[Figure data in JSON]
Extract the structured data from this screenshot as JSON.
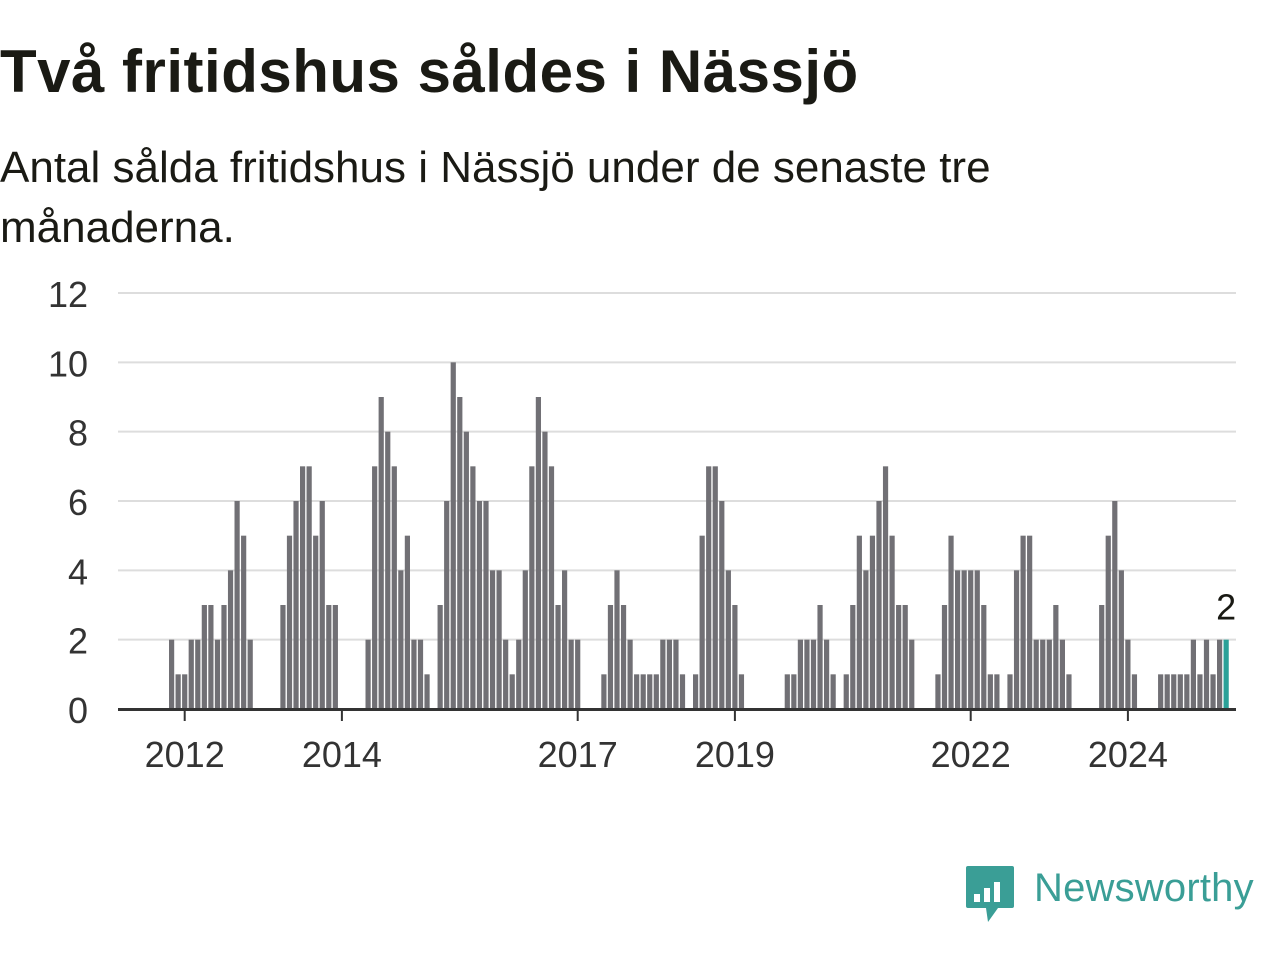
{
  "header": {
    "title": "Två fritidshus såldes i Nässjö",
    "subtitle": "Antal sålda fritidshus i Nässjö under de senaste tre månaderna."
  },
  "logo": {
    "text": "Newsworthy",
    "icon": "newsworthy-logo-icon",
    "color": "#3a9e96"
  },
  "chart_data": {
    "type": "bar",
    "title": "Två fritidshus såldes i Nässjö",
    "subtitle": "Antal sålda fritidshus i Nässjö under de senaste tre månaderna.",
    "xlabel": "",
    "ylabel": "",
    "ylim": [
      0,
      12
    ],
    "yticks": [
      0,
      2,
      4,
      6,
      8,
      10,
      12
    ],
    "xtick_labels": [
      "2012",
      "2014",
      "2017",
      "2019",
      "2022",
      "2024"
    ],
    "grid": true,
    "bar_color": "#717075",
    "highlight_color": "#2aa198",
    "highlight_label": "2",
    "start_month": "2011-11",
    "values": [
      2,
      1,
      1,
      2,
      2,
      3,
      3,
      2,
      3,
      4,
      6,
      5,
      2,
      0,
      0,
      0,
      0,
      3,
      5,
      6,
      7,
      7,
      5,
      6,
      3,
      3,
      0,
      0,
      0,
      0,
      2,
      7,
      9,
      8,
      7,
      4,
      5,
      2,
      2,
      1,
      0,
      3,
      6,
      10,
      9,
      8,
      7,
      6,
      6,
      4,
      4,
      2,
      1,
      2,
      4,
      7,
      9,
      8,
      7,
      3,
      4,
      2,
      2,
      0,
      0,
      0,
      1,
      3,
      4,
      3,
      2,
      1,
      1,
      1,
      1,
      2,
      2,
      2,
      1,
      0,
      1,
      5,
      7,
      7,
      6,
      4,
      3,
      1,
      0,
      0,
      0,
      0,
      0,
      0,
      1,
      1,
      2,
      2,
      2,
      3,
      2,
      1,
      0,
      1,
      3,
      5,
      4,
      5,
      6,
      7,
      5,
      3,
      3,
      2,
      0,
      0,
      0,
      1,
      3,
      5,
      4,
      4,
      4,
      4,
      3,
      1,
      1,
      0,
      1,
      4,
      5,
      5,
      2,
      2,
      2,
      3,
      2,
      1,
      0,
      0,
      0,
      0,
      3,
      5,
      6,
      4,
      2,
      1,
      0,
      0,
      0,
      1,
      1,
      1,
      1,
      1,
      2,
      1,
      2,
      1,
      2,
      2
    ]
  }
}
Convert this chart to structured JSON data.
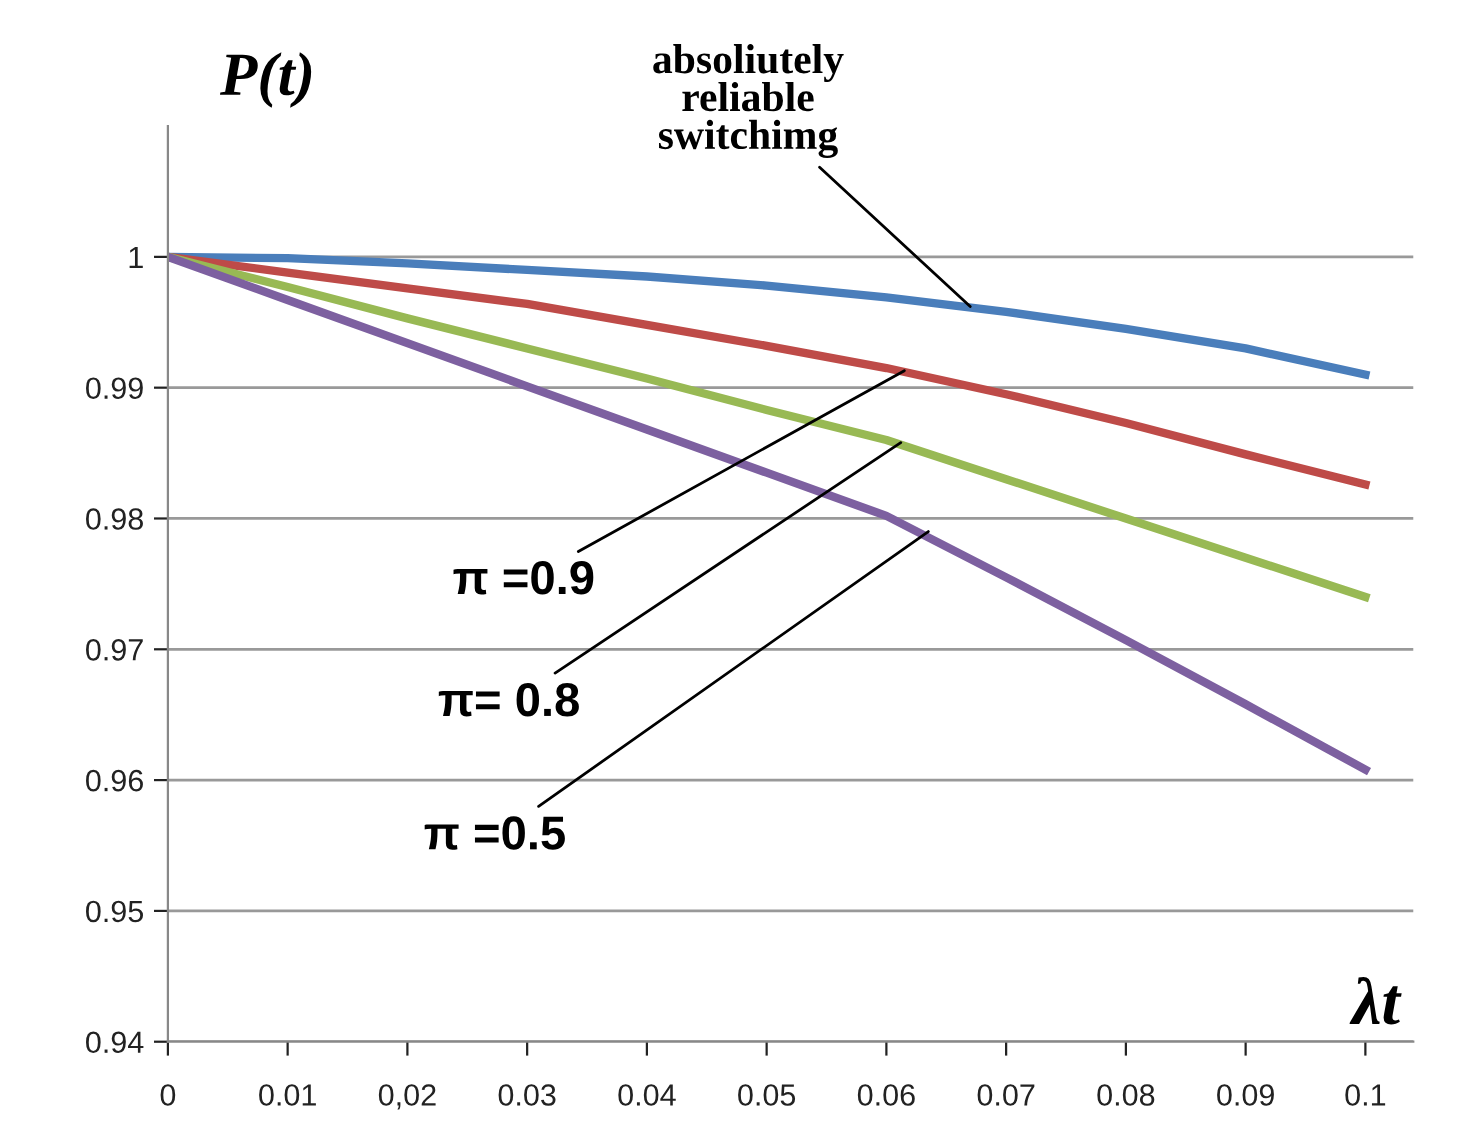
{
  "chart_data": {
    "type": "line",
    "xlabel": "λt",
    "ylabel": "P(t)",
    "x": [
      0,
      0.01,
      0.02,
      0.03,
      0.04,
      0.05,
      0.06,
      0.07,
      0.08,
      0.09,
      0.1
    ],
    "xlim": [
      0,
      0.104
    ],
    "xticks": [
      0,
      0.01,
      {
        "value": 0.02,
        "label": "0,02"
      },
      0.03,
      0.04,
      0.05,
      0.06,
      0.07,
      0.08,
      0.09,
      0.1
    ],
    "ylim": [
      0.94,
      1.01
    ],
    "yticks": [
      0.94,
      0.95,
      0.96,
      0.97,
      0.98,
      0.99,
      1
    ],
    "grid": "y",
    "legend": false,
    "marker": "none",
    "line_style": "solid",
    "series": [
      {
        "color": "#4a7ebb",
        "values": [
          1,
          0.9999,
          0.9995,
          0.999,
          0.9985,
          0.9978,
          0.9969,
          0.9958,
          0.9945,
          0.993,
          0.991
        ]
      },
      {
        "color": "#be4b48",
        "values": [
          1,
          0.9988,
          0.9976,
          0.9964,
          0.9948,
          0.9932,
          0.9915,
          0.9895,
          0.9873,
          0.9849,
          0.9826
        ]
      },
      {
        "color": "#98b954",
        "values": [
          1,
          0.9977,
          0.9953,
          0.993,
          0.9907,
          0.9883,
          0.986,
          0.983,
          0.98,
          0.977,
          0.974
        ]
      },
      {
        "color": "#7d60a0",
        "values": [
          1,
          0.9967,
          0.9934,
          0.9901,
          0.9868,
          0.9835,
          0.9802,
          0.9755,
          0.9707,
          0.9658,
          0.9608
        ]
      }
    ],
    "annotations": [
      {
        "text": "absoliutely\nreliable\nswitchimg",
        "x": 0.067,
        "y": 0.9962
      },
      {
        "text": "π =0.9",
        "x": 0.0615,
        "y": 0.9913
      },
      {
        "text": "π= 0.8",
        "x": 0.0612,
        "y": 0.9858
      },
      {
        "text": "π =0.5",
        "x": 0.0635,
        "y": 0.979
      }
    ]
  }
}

▶ [Task directions]
Repeat each entry exactly as it appears; skip any picture.

▶ [Task solution]
Extract the structured data from this screenshot as JSON.
{
  "header": {
    "title": "Två fritidshus såldes i Nässjö",
    "subtitle": "Antal sålda fritidshus i Nässjö under de senaste tre månaderna."
  },
  "logo": {
    "text": "Newsworthy",
    "icon": "newsworthy-logo-icon",
    "color": "#3a9e96"
  },
  "chart_data": {
    "type": "bar",
    "title": "Två fritidshus såldes i Nässjö",
    "subtitle": "Antal sålda fritidshus i Nässjö under de senaste tre månaderna.",
    "xlabel": "",
    "ylabel": "",
    "ylim": [
      0,
      12
    ],
    "yticks": [
      0,
      2,
      4,
      6,
      8,
      10,
      12
    ],
    "xtick_labels": [
      "2012",
      "2014",
      "2017",
      "2019",
      "2022",
      "2024"
    ],
    "grid": true,
    "bar_color": "#717075",
    "highlight_color": "#2aa198",
    "highlight_label": "2",
    "start_month": "2011-11",
    "values": [
      2,
      1,
      1,
      2,
      2,
      3,
      3,
      2,
      3,
      4,
      6,
      5,
      2,
      0,
      0,
      0,
      0,
      3,
      5,
      6,
      7,
      7,
      5,
      6,
      3,
      3,
      0,
      0,
      0,
      0,
      2,
      7,
      9,
      8,
      7,
      4,
      5,
      2,
      2,
      1,
      0,
      3,
      6,
      10,
      9,
      8,
      7,
      6,
      6,
      4,
      4,
      2,
      1,
      2,
      4,
      7,
      9,
      8,
      7,
      3,
      4,
      2,
      2,
      0,
      0,
      0,
      1,
      3,
      4,
      3,
      2,
      1,
      1,
      1,
      1,
      2,
      2,
      2,
      1,
      0,
      1,
      5,
      7,
      7,
      6,
      4,
      3,
      1,
      0,
      0,
      0,
      0,
      0,
      0,
      1,
      1,
      2,
      2,
      2,
      3,
      2,
      1,
      0,
      1,
      3,
      5,
      4,
      5,
      6,
      7,
      5,
      3,
      3,
      2,
      0,
      0,
      0,
      1,
      3,
      5,
      4,
      4,
      4,
      4,
      3,
      1,
      1,
      0,
      1,
      4,
      5,
      5,
      2,
      2,
      2,
      3,
      2,
      1,
      0,
      0,
      0,
      0,
      3,
      5,
      6,
      4,
      2,
      1,
      0,
      0,
      0,
      1,
      1,
      1,
      1,
      1,
      2,
      1,
      2,
      1,
      2,
      2
    ]
  }
}
Convert this chart to structured JSON data.
{
  "chart_data": {
    "type": "line",
    "xlabel": "λt",
    "ylabel": "P(t)",
    "x": [
      0,
      0.01,
      0.02,
      0.03,
      0.04,
      0.05,
      0.06,
      0.07,
      0.08,
      0.09,
      0.1
    ],
    "xlim": [
      0,
      0.104
    ],
    "xticks": [
      0,
      0.01,
      {
        "value": 0.02,
        "label": "0,02"
      },
      0.03,
      0.04,
      0.05,
      0.06,
      0.07,
      0.08,
      0.09,
      0.1
    ],
    "ylim": [
      0.94,
      1.01
    ],
    "yticks": [
      0.94,
      0.95,
      0.96,
      0.97,
      0.98,
      0.99,
      1
    ],
    "grid": "y",
    "legend": false,
    "marker": "none",
    "line_style": "solid",
    "series": [
      {
        "color": "#4a7ebb",
        "values": [
          1,
          0.9999,
          0.9995,
          0.999,
          0.9985,
          0.9978,
          0.9969,
          0.9958,
          0.9945,
          0.993,
          0.991
        ]
      },
      {
        "color": "#be4b48",
        "values": [
          1,
          0.9988,
          0.9976,
          0.9964,
          0.9948,
          0.9932,
          0.9915,
          0.9895,
          0.9873,
          0.9849,
          0.9826
        ]
      },
      {
        "color": "#98b954",
        "values": [
          1,
          0.9977,
          0.9953,
          0.993,
          0.9907,
          0.9883,
          0.986,
          0.983,
          0.98,
          0.977,
          0.974
        ]
      },
      {
        "color": "#7d60a0",
        "values": [
          1,
          0.9967,
          0.9934,
          0.9901,
          0.9868,
          0.9835,
          0.9802,
          0.9755,
          0.9707,
          0.9658,
          0.9608
        ]
      }
    ],
    "annotations": [
      {
        "text": "absoliutely\nreliable\nswitchimg",
        "x": 0.067,
        "y": 0.9962
      },
      {
        "text": "π =0.9",
        "x": 0.0615,
        "y": 0.9913
      },
      {
        "text": "π= 0.8",
        "x": 0.0612,
        "y": 0.9858
      },
      {
        "text": "π =0.5",
        "x": 0.0635,
        "y": 0.979
      }
    ]
  }
}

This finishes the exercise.